### AIM
All the data should come back exactly as it was given.

### Structured figure records
━━━━━━━━━━━━━━━━━━━━
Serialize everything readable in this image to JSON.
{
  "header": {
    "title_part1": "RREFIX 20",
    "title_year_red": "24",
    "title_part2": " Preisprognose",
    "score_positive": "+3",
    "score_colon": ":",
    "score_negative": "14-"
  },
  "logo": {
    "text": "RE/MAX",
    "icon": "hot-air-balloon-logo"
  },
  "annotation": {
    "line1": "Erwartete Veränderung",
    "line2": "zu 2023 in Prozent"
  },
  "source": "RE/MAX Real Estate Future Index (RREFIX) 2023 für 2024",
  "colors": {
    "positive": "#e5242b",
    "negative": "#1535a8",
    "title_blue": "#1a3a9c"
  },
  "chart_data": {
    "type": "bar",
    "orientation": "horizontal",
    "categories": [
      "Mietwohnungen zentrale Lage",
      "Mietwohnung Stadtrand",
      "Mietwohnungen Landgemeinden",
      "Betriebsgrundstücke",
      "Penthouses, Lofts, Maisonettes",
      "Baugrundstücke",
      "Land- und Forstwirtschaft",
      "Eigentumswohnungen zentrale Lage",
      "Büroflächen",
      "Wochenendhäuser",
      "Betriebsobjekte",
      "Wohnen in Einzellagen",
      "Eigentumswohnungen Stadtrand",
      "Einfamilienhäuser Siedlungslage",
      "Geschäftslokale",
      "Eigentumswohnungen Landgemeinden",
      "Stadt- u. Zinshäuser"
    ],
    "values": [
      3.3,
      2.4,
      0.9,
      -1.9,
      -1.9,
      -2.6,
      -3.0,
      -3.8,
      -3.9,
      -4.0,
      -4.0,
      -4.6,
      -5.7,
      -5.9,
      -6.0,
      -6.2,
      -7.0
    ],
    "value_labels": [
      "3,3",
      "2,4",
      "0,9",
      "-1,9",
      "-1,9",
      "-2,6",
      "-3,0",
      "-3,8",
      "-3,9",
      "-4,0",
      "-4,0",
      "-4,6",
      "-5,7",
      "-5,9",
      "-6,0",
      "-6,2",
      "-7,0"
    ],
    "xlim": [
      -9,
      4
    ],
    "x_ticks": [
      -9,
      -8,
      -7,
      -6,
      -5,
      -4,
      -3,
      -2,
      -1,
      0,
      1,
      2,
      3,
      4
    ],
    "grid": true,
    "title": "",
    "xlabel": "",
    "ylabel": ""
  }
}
━━━━━━━━━━━━━━━━━━━━
### WRITTEN RESPONSE
Serialize everything readable in this image to JSON.
{
  "header": {
    "title_part1": "RREFIX 20",
    "title_year_red": "24",
    "title_part2": " Preisprognose",
    "score_positive": "+3",
    "score_colon": ":",
    "score_negative": "14-"
  },
  "logo": {
    "text": "RE/MAX",
    "icon": "hot-air-balloon-logo"
  },
  "annotation": {
    "line1": "Erwartete Veränderung",
    "line2": "zu 2023 in Prozent"
  },
  "source": "RE/MAX Real Estate Future Index (RREFIX) 2023 für 2024",
  "colors": {
    "positive": "#e5242b",
    "negative": "#1535a8",
    "title_blue": "#1a3a9c"
  },
  "chart_data": {
    "type": "bar",
    "orientation": "horizontal",
    "categories": [
      "Mietwohnungen zentrale Lage",
      "Mietwohnung Stadtrand",
      "Mietwohnungen Landgemeinden",
      "Betriebsgrundstücke",
      "Penthouses, Lofts, Maisonettes",
      "Baugrundstücke",
      "Land- und Forstwirtschaft",
      "Eigentumswohnungen zentrale Lage",
      "Büroflächen",
      "Wochenendhäuser",
      "Betriebsobjekte",
      "Wohnen in Einzellagen",
      "Eigentumswohnungen Stadtrand",
      "Einfamilienhäuser Siedlungslage",
      "Geschäftslokale",
      "Eigentumswohnungen Landgemeinden",
      "Stadt- u. Zinshäuser"
    ],
    "values": [
      3.3,
      2.4,
      0.9,
      -1.9,
      -1.9,
      -2.6,
      -3.0,
      -3.8,
      -3.9,
      -4.0,
      -4.0,
      -4.6,
      -5.7,
      -5.9,
      -6.0,
      -6.2,
      -7.0
    ],
    "value_labels": [
      "3,3",
      "2,4",
      "0,9",
      "-1,9",
      "-1,9",
      "-2,6",
      "-3,0",
      "-3,8",
      "-3,9",
      "-4,0",
      "-4,0",
      "-4,6",
      "-5,7",
      "-5,9",
      "-6,0",
      "-6,2",
      "-7,0"
    ],
    "xlim": [
      -9,
      4
    ],
    "x_ticks": [
      -9,
      -8,
      -7,
      -6,
      -5,
      -4,
      -3,
      -2,
      -1,
      0,
      1,
      2,
      3,
      4
    ],
    "grid": true,
    "title": "",
    "xlabel": "",
    "ylabel": ""
  }
}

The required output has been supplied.